◆ Dataset rows
━━━━━━━━━━━━━━━━━━━━
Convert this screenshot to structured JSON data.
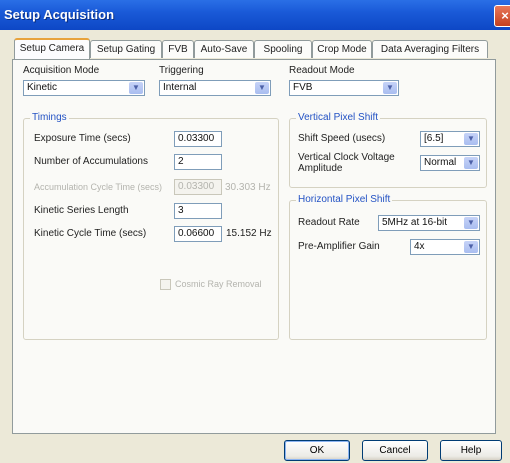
{
  "window": {
    "title": "Setup Acquisition",
    "close_glyph": "×"
  },
  "tabs": [
    {
      "label": "Setup Camera",
      "active": true
    },
    {
      "label": "Setup Gating"
    },
    {
      "label": "FVB"
    },
    {
      "label": "Auto-Save"
    },
    {
      "label": "Spooling"
    },
    {
      "label": "Crop Mode"
    },
    {
      "label": "Data Averaging Filters"
    }
  ],
  "acquisition_mode": {
    "label": "Acquisition Mode",
    "value": "Kinetic"
  },
  "triggering": {
    "label": "Triggering",
    "value": "Internal"
  },
  "readout_mode": {
    "label": "Readout Mode",
    "value": "FVB"
  },
  "timings": {
    "title": "Timings",
    "exposure_label": "Exposure Time (secs)",
    "exposure_value": "0.03300",
    "accumulations_label": "Number of Accumulations",
    "accumulations_value": "2",
    "acc_cycle_label": "Accumulation Cycle Time (secs)",
    "acc_cycle_value": "0.03300",
    "acc_cycle_freq": "30.303 Hz",
    "kinetic_length_label": "Kinetic Series Length",
    "kinetic_length_value": "3",
    "kinetic_cycle_label": "Kinetic Cycle Time (secs)",
    "kinetic_cycle_value": "0.06600",
    "kinetic_cycle_freq": "15.152 Hz",
    "cosmic_label": "Cosmic Ray Removal"
  },
  "vertical_shift": {
    "title": "Vertical Pixel Shift",
    "speed_label": "Shift Speed (usecs)",
    "speed_value": "[6.5]",
    "clock_label_1": "Vertical Clock Voltage",
    "clock_label_2": "Amplitude",
    "clock_value": "Normal"
  },
  "horizontal_shift": {
    "title": "Horizontal Pixel Shift",
    "readout_label": "Readout Rate",
    "readout_value": "5MHz at 16-bit",
    "preamp_label": "Pre-Amplifier Gain",
    "preamp_value": "4x"
  },
  "buttons": {
    "ok": "OK",
    "cancel": "Cancel",
    "help": "Help"
  },
  "icons": {
    "dropdown": "chevron-down-icon",
    "close": "close-icon"
  },
  "colors": {
    "titlebar": "#0d47c6",
    "group_title": "#2352c4",
    "active_tab_accent": "#e8a33c"
  }
}
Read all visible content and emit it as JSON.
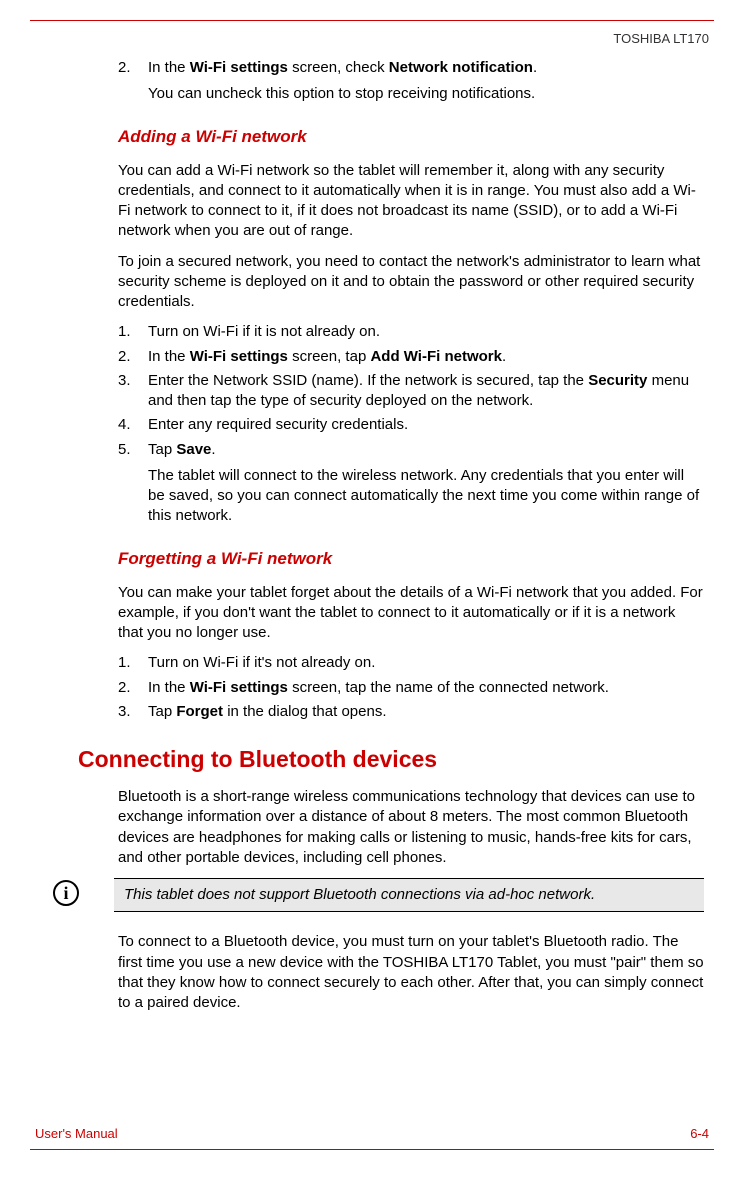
{
  "header": {
    "product": "TOSHIBA LT170"
  },
  "section1": {
    "step2_num": "2.",
    "step2_text_a": "In the ",
    "step2_bold_a": "Wi-Fi settings",
    "step2_text_b": " screen, check ",
    "step2_bold_b": "Network notification",
    "step2_text_c": ".",
    "step2_sub": "You can uncheck this option to stop receiving notifications."
  },
  "adding": {
    "heading": "Adding a Wi-Fi network",
    "para1": "You can add a Wi-Fi network so the tablet will remember it, along with any security credentials, and connect to it automatically when it is in range. You must also add a Wi-Fi network to connect to it, if it does not broadcast its name (SSID), or to add a Wi-Fi network when you are out of range.",
    "para2": "To join a secured network, you need to contact the network's administrator to learn what security scheme is deployed on it and to obtain the password or other required security credentials.",
    "s1_num": "1.",
    "s1_txt": "Turn on Wi-Fi if it is not already on.",
    "s2_num": "2.",
    "s2_a": "In the ",
    "s2_b1": "Wi-Fi settings",
    "s2_b": " screen, tap ",
    "s2_b2": "Add Wi-Fi network",
    "s2_c": ".",
    "s3_num": "3.",
    "s3_a": "Enter the Network SSID (name). If the network is secured, tap the ",
    "s3_b1": "Security",
    "s3_b": " menu and then tap the type of security deployed on the network.",
    "s4_num": "4.",
    "s4_txt": "Enter any required security credentials.",
    "s5_num": "5.",
    "s5_a": "Tap ",
    "s5_b1": "Save",
    "s5_b": ".",
    "s5_sub": "The tablet will connect to the wireless network. Any credentials that you enter will be saved, so you can connect automatically the next time you come within range of this network."
  },
  "forgetting": {
    "heading": "Forgetting a Wi-Fi network",
    "para1": "You can make your tablet forget about the details of a Wi-Fi network that you added. For example, if you don't want the tablet to connect to it automatically or if it is a network that you no longer use.",
    "s1_num": "1.",
    "s1_txt": "Turn on Wi-Fi if it's not already on.",
    "s2_num": "2.",
    "s2_a": "In the ",
    "s2_b1": "Wi-Fi settings",
    "s2_b": " screen, tap the name of the connected network.",
    "s3_num": "3.",
    "s3_a": "Tap ",
    "s3_b1": "Forget",
    "s3_b": " in the dialog that opens."
  },
  "bluetooth": {
    "heading": "Connecting to Bluetooth devices",
    "para1": "Bluetooth is a short-range wireless communications technology that devices can use to exchange information over a distance of about 8 meters. The most common Bluetooth devices are headphones for making calls or listening to music, hands-free kits for cars, and other portable devices, including cell phones.",
    "note": "This tablet does not support Bluetooth connections via ad-hoc network.",
    "para2": "To connect to a Bluetooth device, you must turn on your tablet's Bluetooth radio. The first time you use a new device with the TOSHIBA LT170 Tablet, you must \"pair\" them so that they know how to connect securely to each other. After that, you can simply connect to a paired device."
  },
  "footer": {
    "left": "User's Manual",
    "right": "6-4"
  },
  "icon": {
    "info": "i"
  }
}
━━━━━━━━━━━━━━━━━━━━
◆ Given task
Gather every line from the listing above in which the word "secured" appears.

◆ Written solution
    "para2": "To join a secured network, you need to contact the network's administrator to learn what security scheme is deployed on it and to obtain the password or other required security credentials.",
    "s3_a": "Enter the Network SSID (name). If the network is secured, tap the ",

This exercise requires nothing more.